> [Data records]:
Begin
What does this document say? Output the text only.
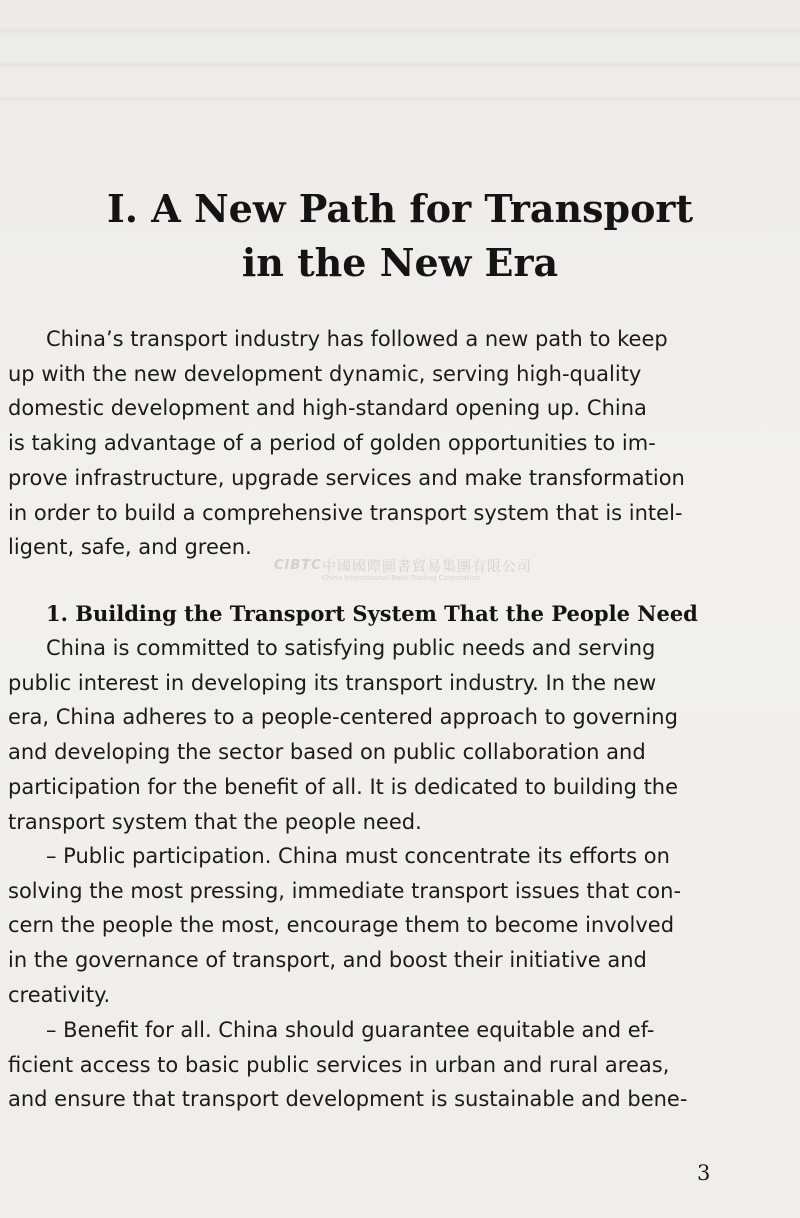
I. A New Path for Transport
in the New Era

China’s transport industry has followed a new path to keep
up with the new development dynamic, serving high-quality
domestic development and high-standard opening up. China
is taking advantage of a period of golden opportunities to im-
prove infrastructure, upgrade services and make transformation
in order to build a comprehensive transport system that is intel-
ligent, safe, and green.

CIBTC 中國國際圖書貿易集團有限公司
China International Book Trading Corporation
1. Building the Transport System That the People Need

China is committed to satisfying public needs and serving
public interest in developing its transport industry. In the new
era, China adheres to a people-centered approach to governing
and developing the sector based on public collaboration and
participation for the benefit of all. It is dedicated to building the
transport system that the people need.

– Public participation. China must concentrate its efforts on
solving the most pressing, immediate transport issues that con-
cern the people the most, encourage them to become involved
in the governance of transport, and boost their initiative and
creativity.

– Benefit for all. China should guarantee equitable and ef-
ficient access to basic public services in urban and rural areas,
and ensure that transport development is sustainable and bene-

3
End
> [Task details]: Reproduce the records verbatim, omitting all images they contain.

> [The answer]:
What does this document say? Output the text only.
I. A New Path for Transport
in the New Era

China’s transport industry has followed a new path to keep
up with the new development dynamic, serving high-quality
domestic development and high-standard opening up. China
is taking advantage of a period of golden opportunities to im-
prove infrastructure, upgrade services and make transformation
in order to build a comprehensive transport system that is intel-
ligent, safe, and green.

CIBTC 中國國際圖書貿易集團有限公司
China International Book Trading Corporation
1. Building the Transport System That the People Need

China is committed to satisfying public needs and serving
public interest in developing its transport industry. In the new
era, China adheres to a people-centered approach to governing
and developing the sector based on public collaboration and
participation for the benefit of all. It is dedicated to building the
transport system that the people need.

– Public participation. China must concentrate its efforts on
solving the most pressing, immediate transport issues that con-
cern the people the most, encourage them to become involved
in the governance of transport, and boost their initiative and
creativity.

– Benefit for all. China should guarantee equitable and ef-
ficient access to basic public services in urban and rural areas,
and ensure that transport development is sustainable and bene-

3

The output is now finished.